WHAT IS REQUIRED:
Your task is to count the lines of the entries below that include the word "this" and to give only the resulting number.

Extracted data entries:
# # # # #

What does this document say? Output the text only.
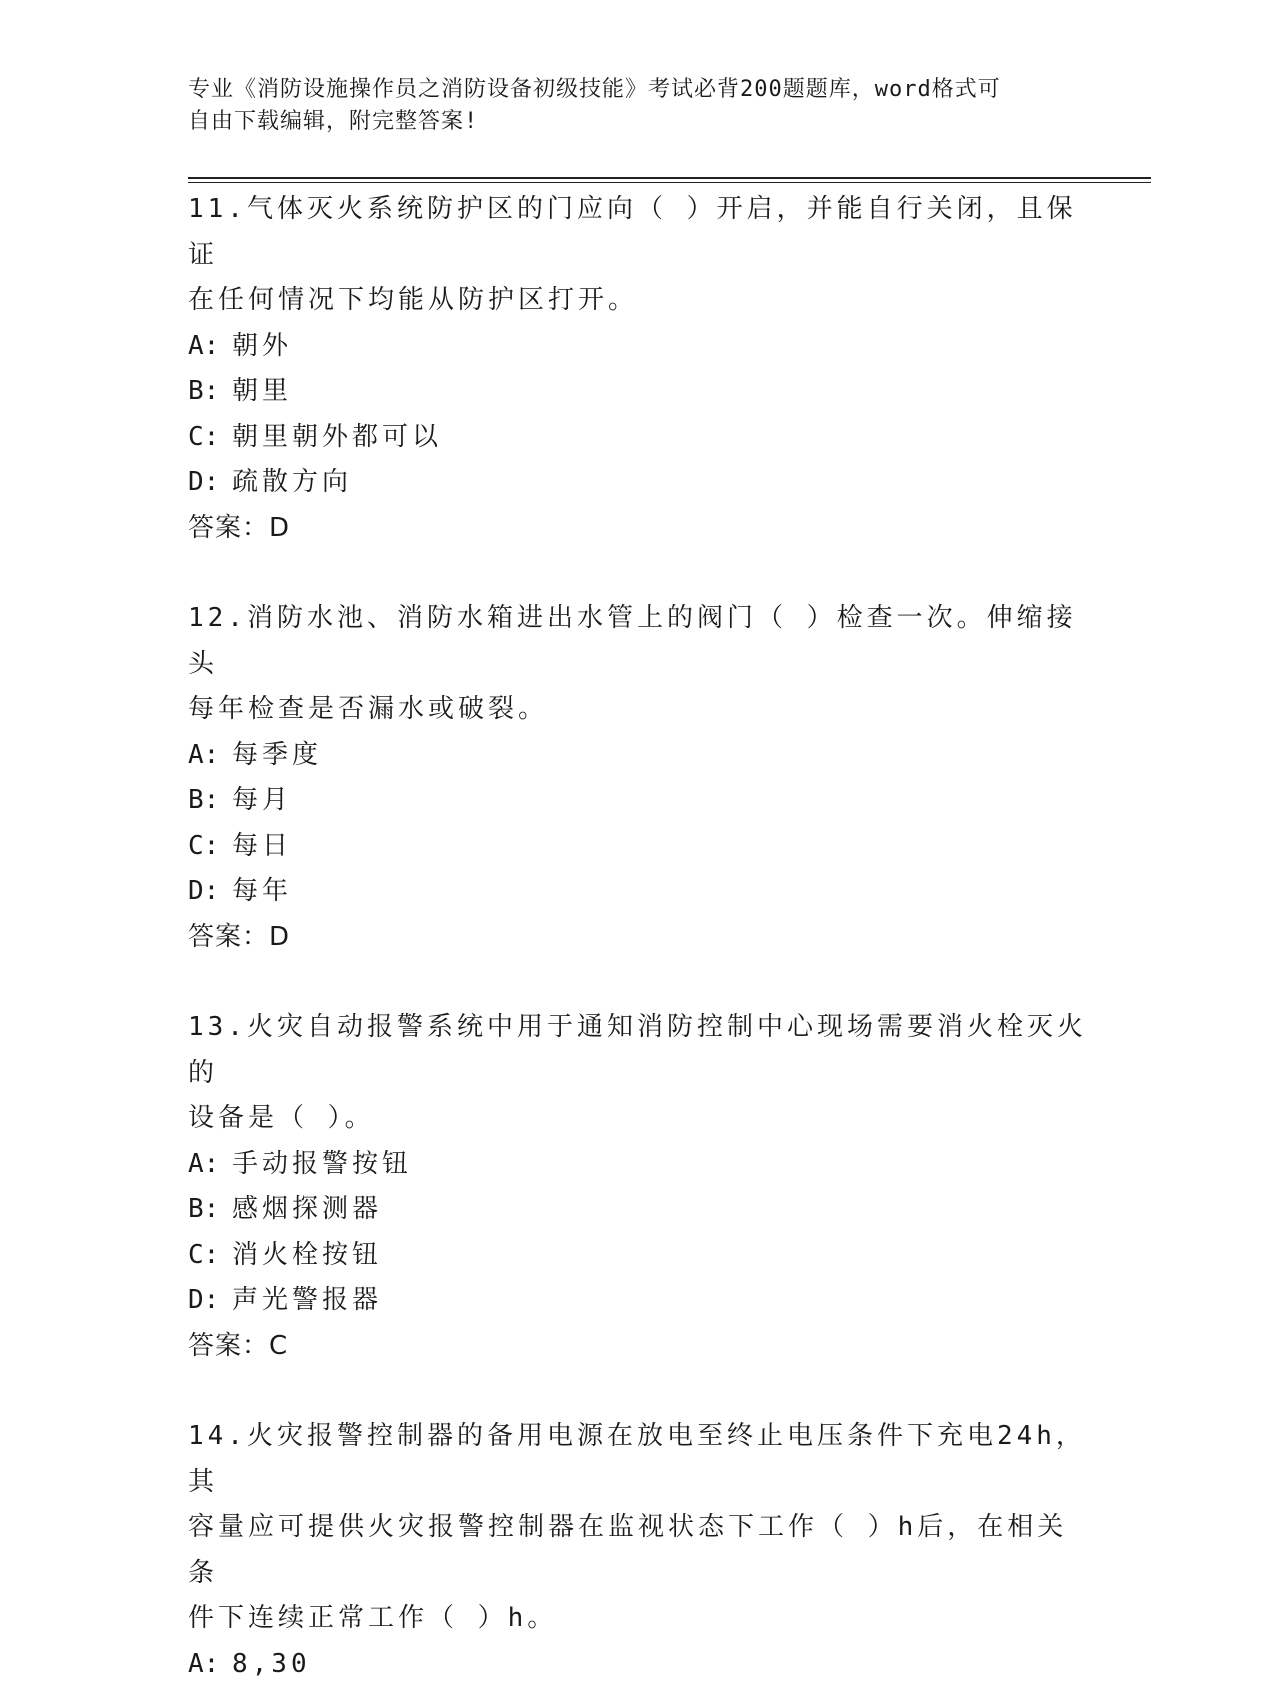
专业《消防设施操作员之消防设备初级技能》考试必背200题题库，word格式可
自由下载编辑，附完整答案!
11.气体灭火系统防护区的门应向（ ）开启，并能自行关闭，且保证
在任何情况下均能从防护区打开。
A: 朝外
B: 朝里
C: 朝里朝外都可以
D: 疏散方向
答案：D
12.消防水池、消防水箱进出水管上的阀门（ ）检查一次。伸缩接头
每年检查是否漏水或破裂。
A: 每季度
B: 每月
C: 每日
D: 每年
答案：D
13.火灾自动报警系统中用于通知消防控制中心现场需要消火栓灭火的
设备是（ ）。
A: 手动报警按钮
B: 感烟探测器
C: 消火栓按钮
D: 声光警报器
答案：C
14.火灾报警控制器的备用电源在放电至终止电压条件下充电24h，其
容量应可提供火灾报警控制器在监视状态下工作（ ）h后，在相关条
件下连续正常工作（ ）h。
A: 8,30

# # # # #

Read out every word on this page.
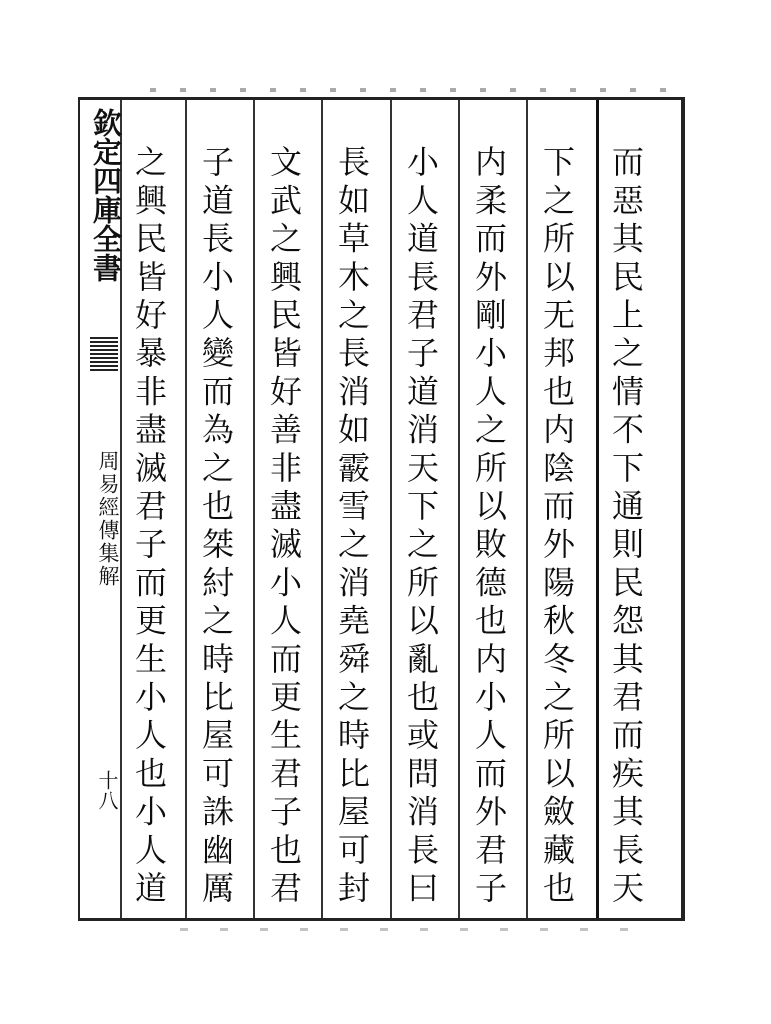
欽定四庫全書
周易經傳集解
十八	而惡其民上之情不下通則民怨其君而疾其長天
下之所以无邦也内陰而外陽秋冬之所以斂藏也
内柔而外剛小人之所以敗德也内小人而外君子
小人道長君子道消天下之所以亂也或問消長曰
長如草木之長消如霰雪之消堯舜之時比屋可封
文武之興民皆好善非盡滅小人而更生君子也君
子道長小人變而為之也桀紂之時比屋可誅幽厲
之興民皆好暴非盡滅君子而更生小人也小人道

# # # # #

EXPECTED OUTPUT:
2